» AIM
Output each entry exactly; skip nothing.

Figure content listings:
— Start —

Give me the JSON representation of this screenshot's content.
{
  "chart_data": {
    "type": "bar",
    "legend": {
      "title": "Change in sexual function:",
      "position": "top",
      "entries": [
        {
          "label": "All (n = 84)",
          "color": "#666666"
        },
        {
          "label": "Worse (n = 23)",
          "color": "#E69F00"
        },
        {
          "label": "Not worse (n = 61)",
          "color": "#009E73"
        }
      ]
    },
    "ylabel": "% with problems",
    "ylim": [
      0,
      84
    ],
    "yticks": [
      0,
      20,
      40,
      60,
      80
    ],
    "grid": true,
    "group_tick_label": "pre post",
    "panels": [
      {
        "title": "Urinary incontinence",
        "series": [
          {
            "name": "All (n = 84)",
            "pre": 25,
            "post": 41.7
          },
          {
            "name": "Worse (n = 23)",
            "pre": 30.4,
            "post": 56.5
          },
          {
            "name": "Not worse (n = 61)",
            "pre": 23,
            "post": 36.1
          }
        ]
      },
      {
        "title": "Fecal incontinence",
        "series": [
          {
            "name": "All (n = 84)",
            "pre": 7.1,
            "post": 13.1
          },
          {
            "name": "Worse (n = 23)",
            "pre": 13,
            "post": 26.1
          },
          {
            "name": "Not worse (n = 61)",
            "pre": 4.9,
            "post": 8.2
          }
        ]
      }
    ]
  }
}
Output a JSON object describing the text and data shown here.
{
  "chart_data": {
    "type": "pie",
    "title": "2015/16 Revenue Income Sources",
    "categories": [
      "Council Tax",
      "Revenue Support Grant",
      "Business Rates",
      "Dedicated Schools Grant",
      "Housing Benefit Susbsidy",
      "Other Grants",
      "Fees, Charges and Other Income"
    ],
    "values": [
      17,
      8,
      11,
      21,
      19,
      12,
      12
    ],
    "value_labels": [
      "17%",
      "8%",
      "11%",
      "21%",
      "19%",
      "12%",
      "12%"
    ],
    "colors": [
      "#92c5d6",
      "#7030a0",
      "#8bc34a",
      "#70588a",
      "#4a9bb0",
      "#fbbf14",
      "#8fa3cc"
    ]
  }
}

— End —

» EXERCISE ANSWER
Give me the JSON representation of this screenshot's content.
{
  "chart_data": {
    "type": "bar",
    "legend": {
      "title": "Change in sexual function:",
      "position": "top",
      "entries": [
        {
          "label": "All (n = 84)",
          "color": "#666666"
        },
        {
          "label": "Worse (n = 23)",
          "color": "#E69F00"
        },
        {
          "label": "Not worse (n = 61)",
          "color": "#009E73"
        }
      ]
    },
    "ylabel": "% with problems",
    "ylim": [
      0,
      84
    ],
    "yticks": [
      0,
      20,
      40,
      60,
      80
    ],
    "grid": true,
    "group_tick_label": "pre post",
    "panels": [
      {
        "title": "Urinary incontinence",
        "series": [
          {
            "name": "All (n = 84)",
            "pre": 25,
            "post": 41.7
          },
          {
            "name": "Worse (n = 23)",
            "pre": 30.4,
            "post": 56.5
          },
          {
            "name": "Not worse (n = 61)",
            "pre": 23,
            "post": 36.1
          }
        ]
      },
      {
        "title": "Fecal incontinence",
        "series": [
          {
            "name": "All (n = 84)",
            "pre": 7.1,
            "post": 13.1
          },
          {
            "name": "Worse (n = 23)",
            "pre": 13,
            "post": 26.1
          },
          {
            "name": "Not worse (n = 61)",
            "pre": 4.9,
            "post": 8.2
          }
        ]
      }
    ]
  }
}
Output a JSON object describing the text and data shown here.
{
  "chart_data": {
    "type": "pie",
    "title": "2015/16 Revenue Income Sources",
    "categories": [
      "Council Tax",
      "Revenue Support Grant",
      "Business Rates",
      "Dedicated Schools Grant",
      "Housing Benefit Susbsidy",
      "Other Grants",
      "Fees, Charges and Other Income"
    ],
    "values": [
      17,
      8,
      11,
      21,
      19,
      12,
      12
    ],
    "value_labels": [
      "17%",
      "8%",
      "11%",
      "21%",
      "19%",
      "12%",
      "12%"
    ],
    "colors": [
      "#92c5d6",
      "#7030a0",
      "#8bc34a",
      "#70588a",
      "#4a9bb0",
      "#fbbf14",
      "#8fa3cc"
    ]
  }
}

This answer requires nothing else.